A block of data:
========================================

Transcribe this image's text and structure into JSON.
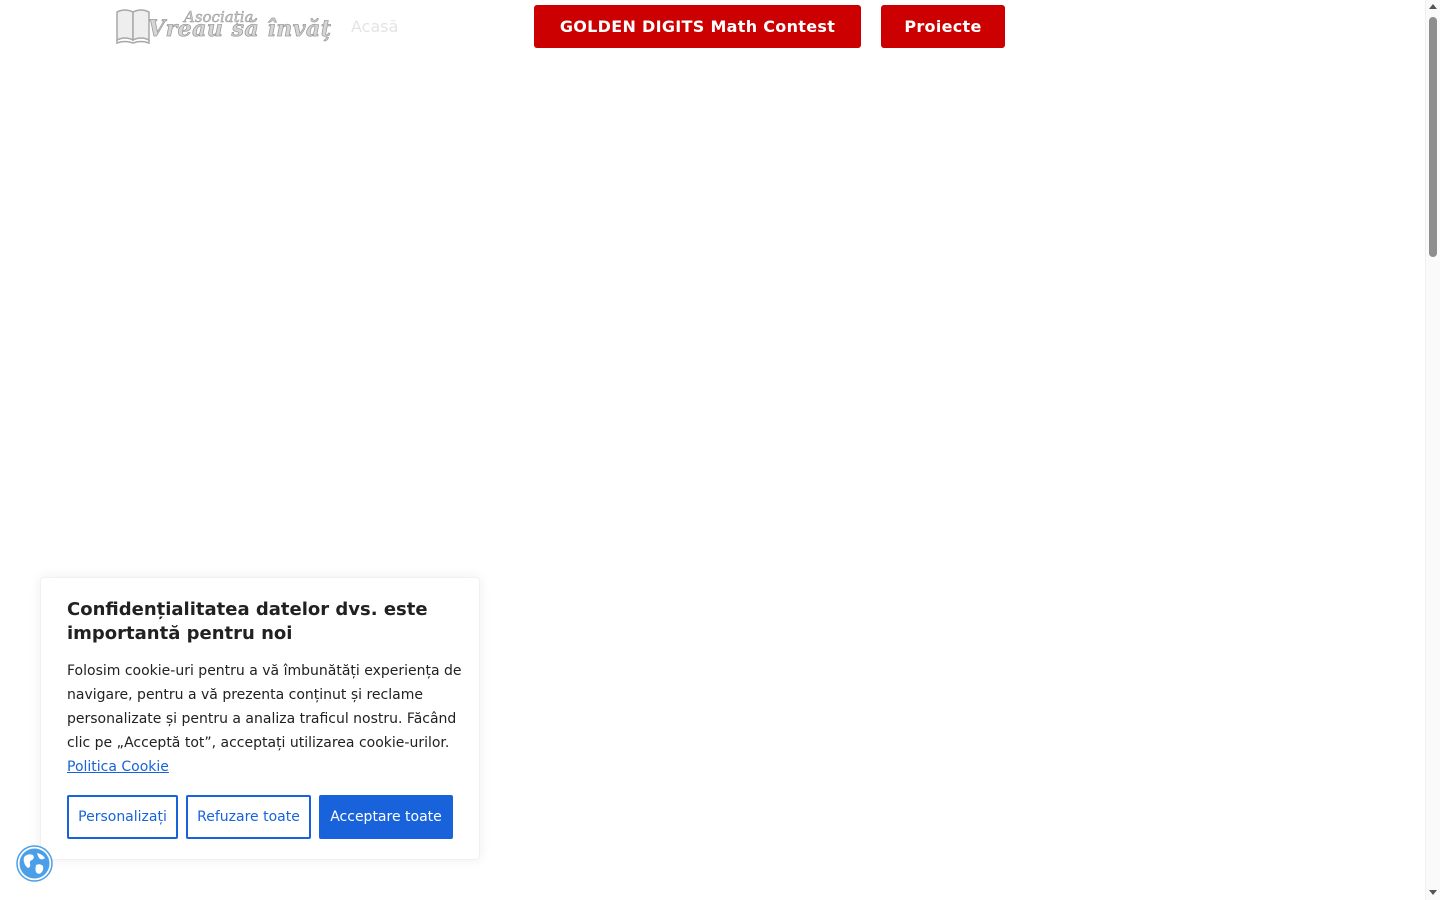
{
  "header": {
    "logo": {
      "line1": "Asociația",
      "line2": "Vreau să învăț"
    },
    "nav_home": "Acasă",
    "contest_button": "GOLDEN DIGITS Math Contest",
    "projects_button": "Proiecte"
  },
  "cookie_banner": {
    "title": "Confidențialitatea datelor dvs. este importantă pentru noi",
    "body": "Folosim cookie-uri pentru a vă îmbunătăți experiența de navigare, pentru a vă prezenta conținut și reclame personalizate și pentru a analiza traficul nostru. Făcând clic pe „Acceptă tot”, acceptați utilizarea cookie-urilor.",
    "policy_link": "Politica Cookie",
    "customize_button": "Personalizați",
    "reject_button": "Refuzare toate",
    "accept_button": "Acceptare toate"
  },
  "revisit_icon": "globe-icon",
  "colors": {
    "brand_red": "#cc0000",
    "consent_blue": "#1863dc",
    "text_dark": "#212121",
    "globe_blue": "#4a9fe8"
  }
}
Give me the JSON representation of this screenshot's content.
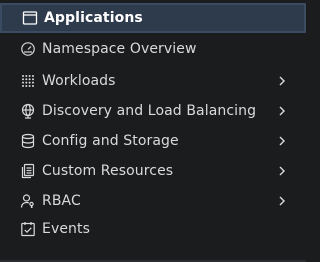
{
  "menu": {
    "items": [
      {
        "label": "Applications",
        "icon": "applications-window-icon",
        "active": true,
        "expandable": false
      },
      {
        "label": "Namespace Overview",
        "icon": "dashboard-gauge-icon",
        "active": false,
        "expandable": false
      },
      {
        "label": "Workloads",
        "icon": "workloads-grid-icon",
        "active": false,
        "expandable": true
      },
      {
        "label": "Discovery and Load Balancing",
        "icon": "globe-network-icon",
        "active": false,
        "expandable": true
      },
      {
        "label": "Config and Storage",
        "icon": "database-icon",
        "active": false,
        "expandable": true
      },
      {
        "label": "Custom Resources",
        "icon": "documents-stack-icon",
        "active": false,
        "expandable": true
      },
      {
        "label": "RBAC",
        "icon": "user-key-icon",
        "active": false,
        "expandable": true
      },
      {
        "label": "Events",
        "icon": "calendar-check-icon",
        "active": false,
        "expandable": false
      }
    ]
  },
  "colors": {
    "background": "#1b1c1e",
    "active_background": "#2e3b4c",
    "text": "#d8dadc",
    "active_text": "#ffffff"
  }
}
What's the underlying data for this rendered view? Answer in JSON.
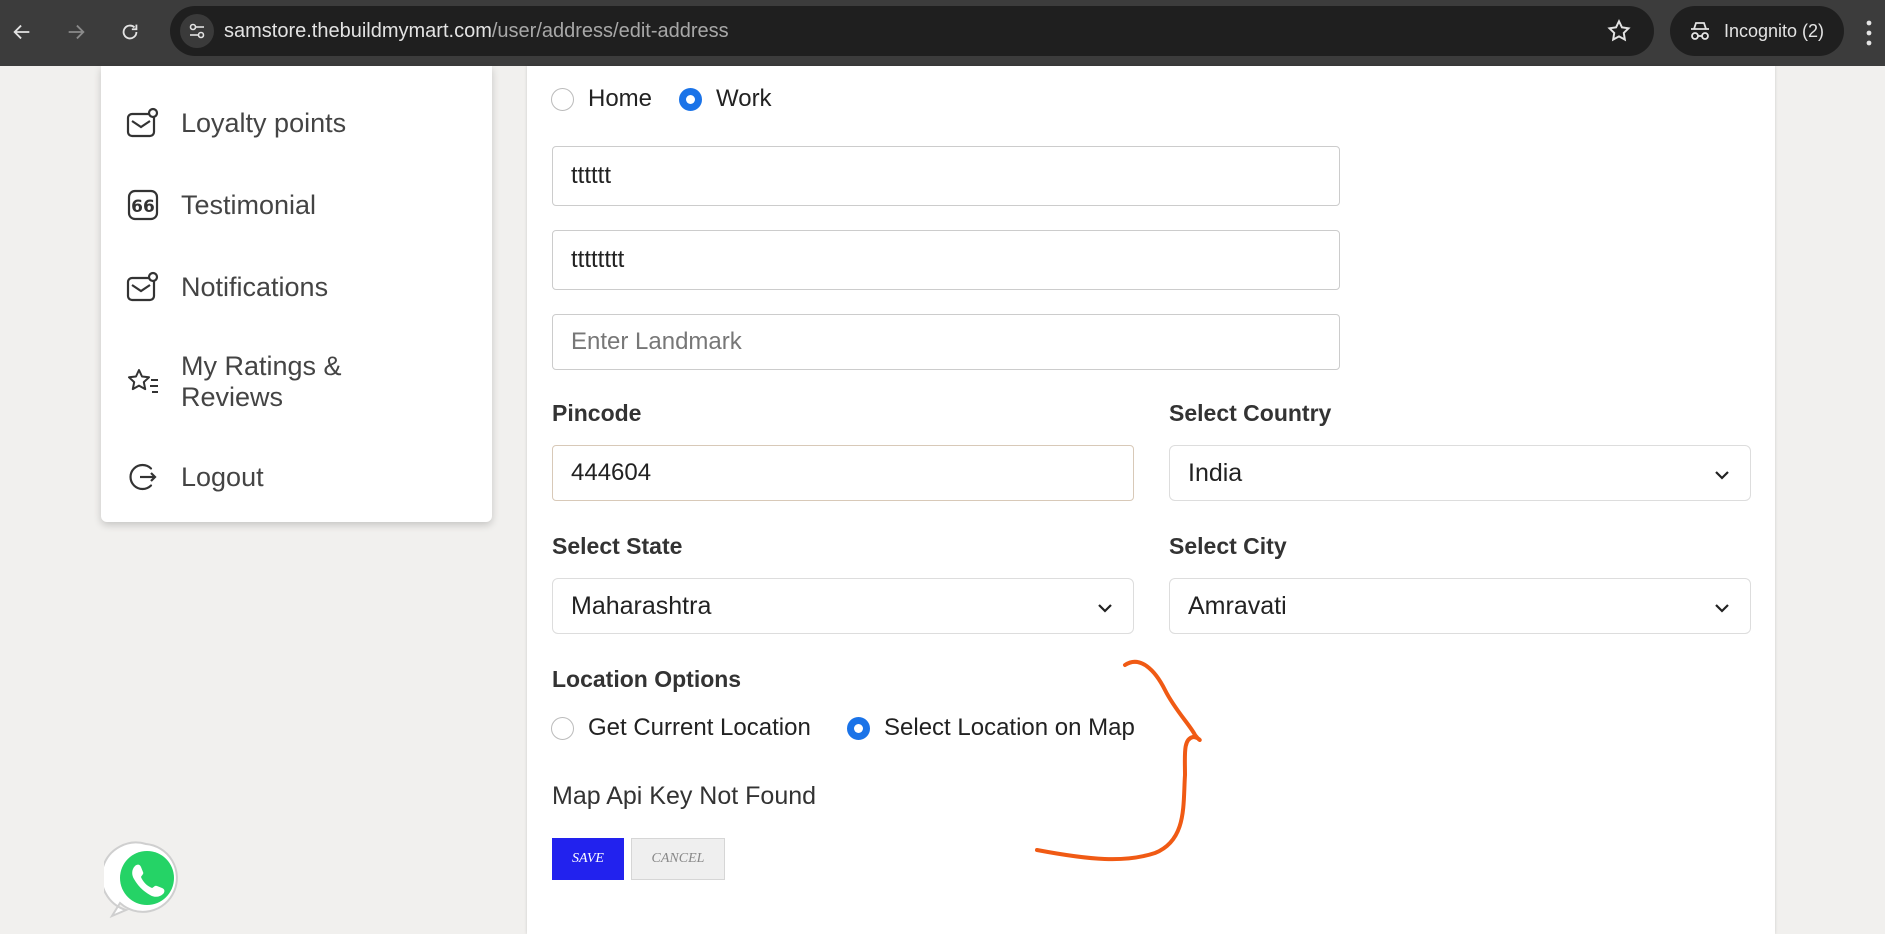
{
  "browser": {
    "url_host": "samstore.thebuildmymart.com",
    "url_path": "/user/address/edit-address",
    "incognito_label": "Incognito (2)"
  },
  "sidebar": {
    "items": [
      {
        "label": "Loyalty points",
        "icon": "mail-badge-icon"
      },
      {
        "label": "Testimonial",
        "icon": "quote-icon"
      },
      {
        "label": "Notifications",
        "icon": "mail-badge-icon"
      },
      {
        "label": "My Ratings & Reviews",
        "icon": "star-list-icon"
      },
      {
        "label": "Logout",
        "icon": "logout-icon"
      }
    ]
  },
  "form": {
    "address_type": {
      "options": [
        "Home",
        "Work"
      ],
      "selected": "Work"
    },
    "address_line1": "tttttt",
    "address_line2": "tttttttt",
    "landmark_placeholder": "Enter Landmark",
    "pincode_label": "Pincode",
    "pincode_value": "444604",
    "country_label": "Select Country",
    "country_value": "India",
    "state_label": "Select State",
    "state_value": "Maharashtra",
    "city_label": "Select City",
    "city_value": "Amravati",
    "location_options_label": "Location Options",
    "location_options": [
      "Get Current Location",
      "Select Location on Map"
    ],
    "location_selected": "Select Location on Map",
    "map_message": "Map Api Key Not Found",
    "save_label": "SAVE",
    "cancel_label": "CANCEL"
  },
  "colors": {
    "accent": "#1a73e8",
    "save_button": "#2222ee",
    "annotation": "#f05a14",
    "whatsapp": "#25d366"
  }
}
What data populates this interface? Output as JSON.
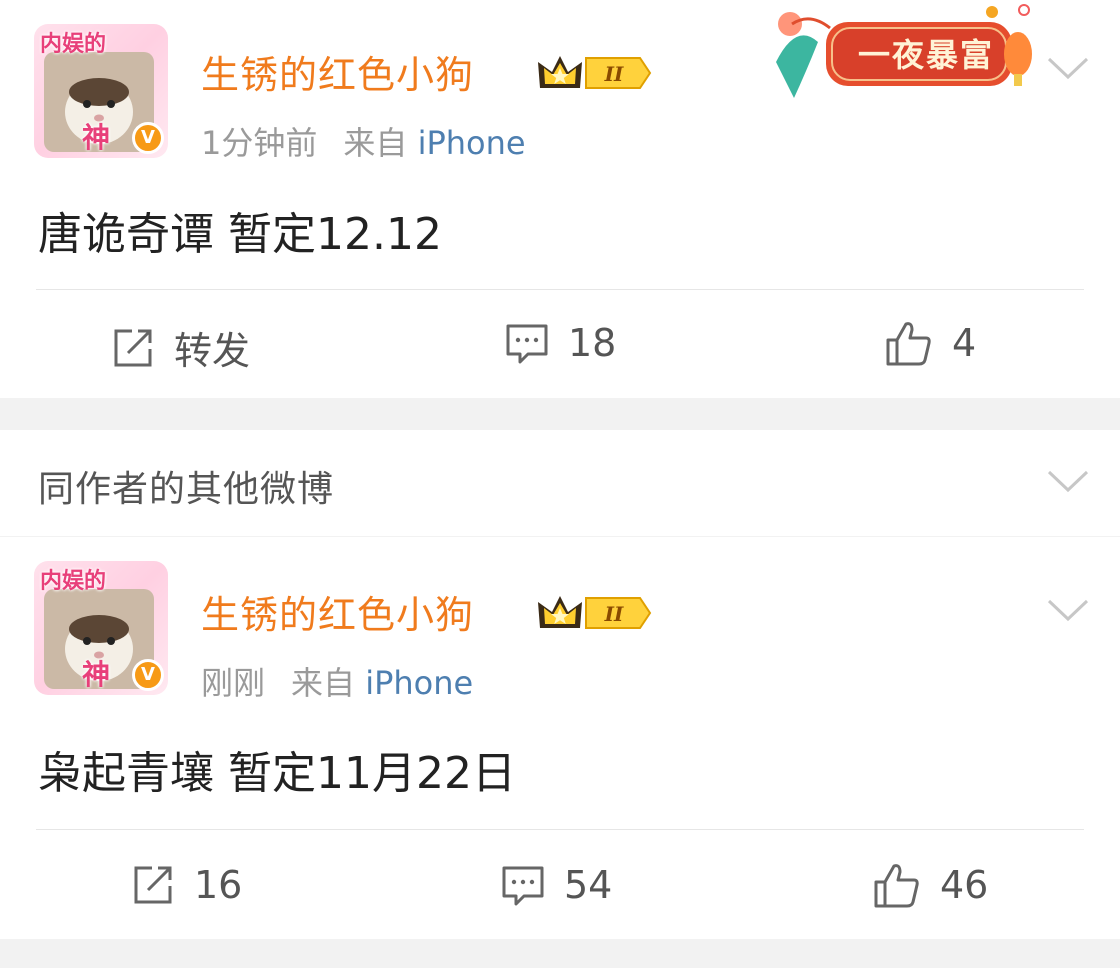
{
  "posts": [
    {
      "avatar_frame_text": "内娱的",
      "avatar_frame_text2": "神",
      "username": "生锈的红色小狗",
      "level": "II",
      "time": "1分钟前",
      "source_prefix": "来自",
      "source": "iPhone",
      "text": "唐诡奇谭 暂定12.12",
      "repost_label": "转发",
      "comments": "18",
      "likes": "4",
      "festival_badge": "一夜暴富"
    },
    {
      "avatar_frame_text": "内娱的",
      "avatar_frame_text2": "神",
      "username": "生锈的红色小狗",
      "level": "II",
      "time": "刚刚",
      "source_prefix": "来自",
      "source": "iPhone",
      "text": "枭起青壤 暂定11月22日",
      "reposts": "16",
      "comments": "54",
      "likes": "46"
    }
  ],
  "section": {
    "title": "同作者的其他微博"
  },
  "colors": {
    "username": "#f07b1d",
    "source": "#4e7fb0",
    "meta": "#9a9a9a",
    "background": "#f2f2f2"
  }
}
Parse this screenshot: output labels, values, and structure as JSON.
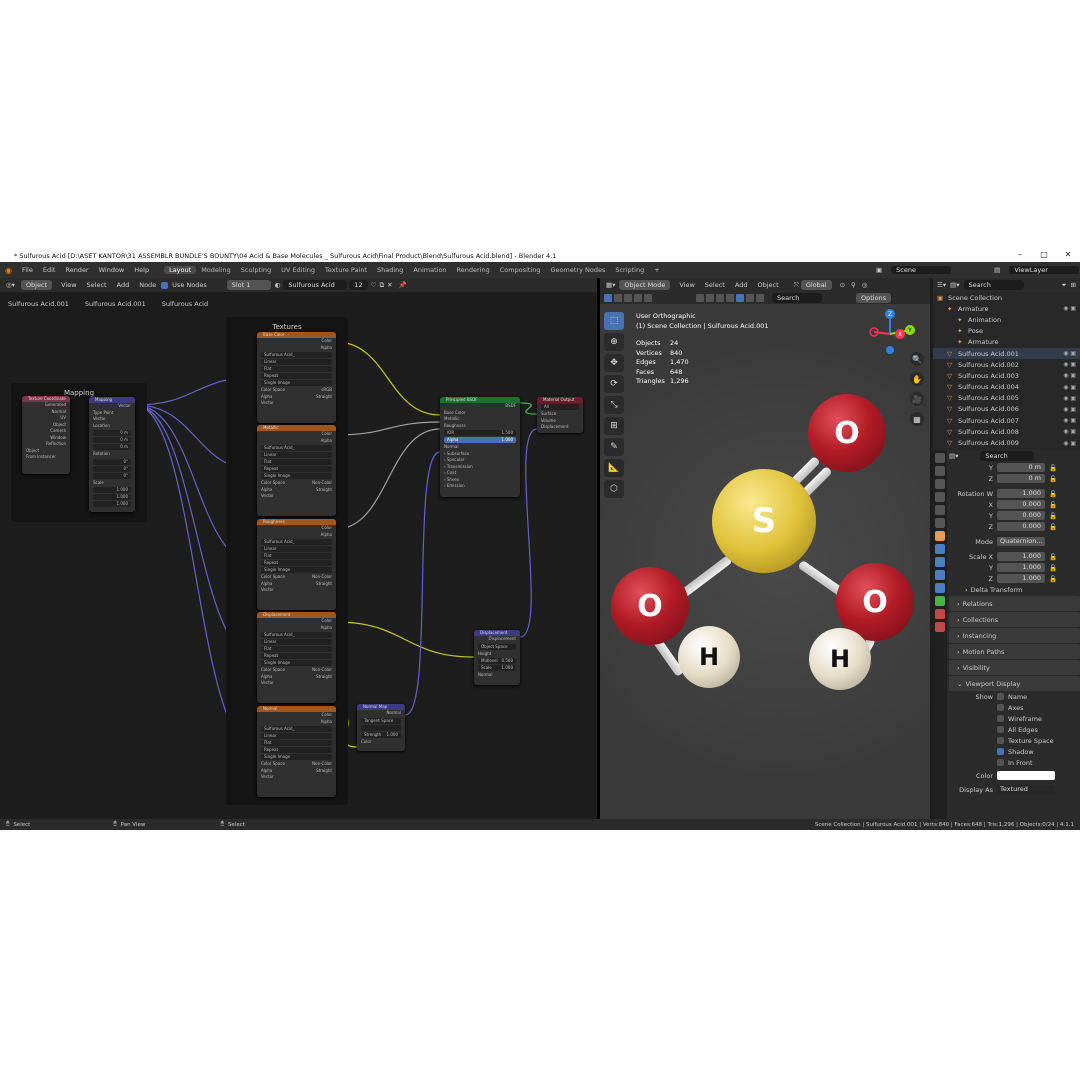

========================================

▸ **Exercise description**
All of the entries above should be duplicated exactly, except for the pictures.

▸ **Completed task**
Transcribe this image's text and structure into JSON.
{
  "header": {
    "logo": {
      "line1": "Asociația",
      "line2": "Vreau să învăț"
    },
    "nav_home": "Acasă",
    "contest_button": "GOLDEN DIGITS Math Contest",
    "projects_button": "Proiecte"
  },
  "cookie_banner": {
    "title": "Confidențialitatea datelor dvs. este importantă pentru noi",
    "body": "Folosim cookie-uri pentru a vă îmbunătăți experiența de navigare, pentru a vă prezenta conținut și reclame personalizate și pentru a analiza traficul nostru. Făcând clic pe „Acceptă tot”, acceptați utilizarea cookie-urilor.",
    "policy_link": "Politica Cookie",
    "customize_button": "Personalizați",
    "reject_button": "Refuzare toate",
    "accept_button": "Acceptare toate"
  },
  "revisit_icon": "globe-icon",
  "colors": {
    "brand_red": "#cc0000",
    "consent_blue": "#1863dc",
    "text_dark": "#212121",
    "globe_blue": "#4a9fe8"
  }
}
Give me the JSON representation of this screenshot's content.
{
  "menu": {
    "items": [
      {
        "label": "Applications",
        "icon": "applications-window-icon",
        "active": true,
        "expandable": false
      },
      {
        "label": "Namespace Overview",
        "icon": "dashboard-gauge-icon",
        "active": false,
        "expandable": false
      },
      {
        "label": "Workloads",
        "icon": "workloads-grid-icon",
        "active": false,
        "expandable": true
      },
      {
        "label": "Discovery and Load Balancing",
        "icon": "globe-network-icon",
        "active": false,
        "expandable": true
      },
      {
        "label": "Config and Storage",
        "icon": "database-icon",
        "active": false,
        "expandable": true
      },
      {
        "label": "Custom Resources",
        "icon": "documents-stack-icon",
        "active": false,
        "expandable": true
      },
      {
        "label": "RBAC",
        "icon": "user-key-icon",
        "active": false,
        "expandable": true
      },
      {
        "label": "Events",
        "icon": "calendar-check-icon",
        "active": false,
        "expandable": false
      }
    ]
  },
  "colors": {
    "background": "#1b1c1e",
    "active_background": "#2e3b4c",
    "text": "#d8dadc",
    "active_text": "#ffffff"
  }
}
What's the underlying data for this rendered view? Answer in JSON.
{
  "browser": {
    "url_host": "samstore.thebuildmymart.com",
    "url_path": "/user/address/edit-address",
    "incognito_label": "Incognito (2)"
  },
  "sidebar": {
    "items": [
      {
        "label": "Loyalty points",
        "icon": "mail-badge-icon"
      },
      {
        "label": "Testimonial",
        "icon": "quote-icon"
      },
      {
        "label": "Notifications",
        "icon": "mail-badge-icon"
      },
      {
        "label": "My Ratings & Reviews",
        "icon": "star-list-icon"
      },
      {
        "label": "Logout",
        "icon": "logout-icon"
      }
    ]
  },
  "form": {
    "address_type": {
      "options": [
        "Home",
        "Work"
      ],
      "selected": "Work"
    },
    "address_line1": "tttttt",
    "address_line2": "tttttttt",
    "landmark_placeholder": "Enter Landmark",
    "pincode_label": "Pincode",
    "pincode_value": "444604",
    "country_label": "Select Country",
    "country_value": "India",
    "state_label": "Select State",
    "state_value": "Maharashtra",
    "city_label": "Select City",
    "city_value": "Amravati",
    "location_options_label": "Location Options",
    "location_options": [
      "Get Current Location",
      "Select Location on Map"
    ],
    "location_selected": "Select Location on Map",
    "map_message": "Map Api Key Not Found",
    "save_label": "SAVE",
    "cancel_label": "CANCEL"
  },
  "colors": {
    "accent": "#1a73e8",
    "save_button": "#2222ee",
    "annotation": "#f05a14",
    "whatsapp": "#25d366"
  }
}
What data populates this interface? Output as JSON.
{
  "posts": [
    {
      "avatar_frame_text": "内娱的",
      "avatar_frame_text2": "神",
      "username": "生锈的红色小狗",
      "level": "II",
      "time": "1分钟前",
      "source_prefix": "来自",
      "source": "iPhone",
      "text": "唐诡奇谭 暂定12.12",
      "repost_label": "转发",
      "comments": "18",
      "likes": "4",
      "festival_badge": "一夜暴富"
    },
    {
      "avatar_frame_text": "内娱的",
      "avatar_frame_text2": "神",
      "username": "生锈的红色小狗",
      "level": "II",
      "time": "刚刚",
      "source_prefix": "来自",
      "source": "iPhone",
      "text": "枭起青壤 暂定11月22日",
      "reposts": "16",
      "comments": "54",
      "likes": "46"
    }
  ],
  "section": {
    "title": "同作者的其他微博"
  },
  "colors": {
    "username": "#f07b1d",
    "source": "#4e7fb0",
    "meta": "#9a9a9a",
    "background": "#f2f2f2"
  }
}
Parse this screenshot: output labels, values, and structure as JSON.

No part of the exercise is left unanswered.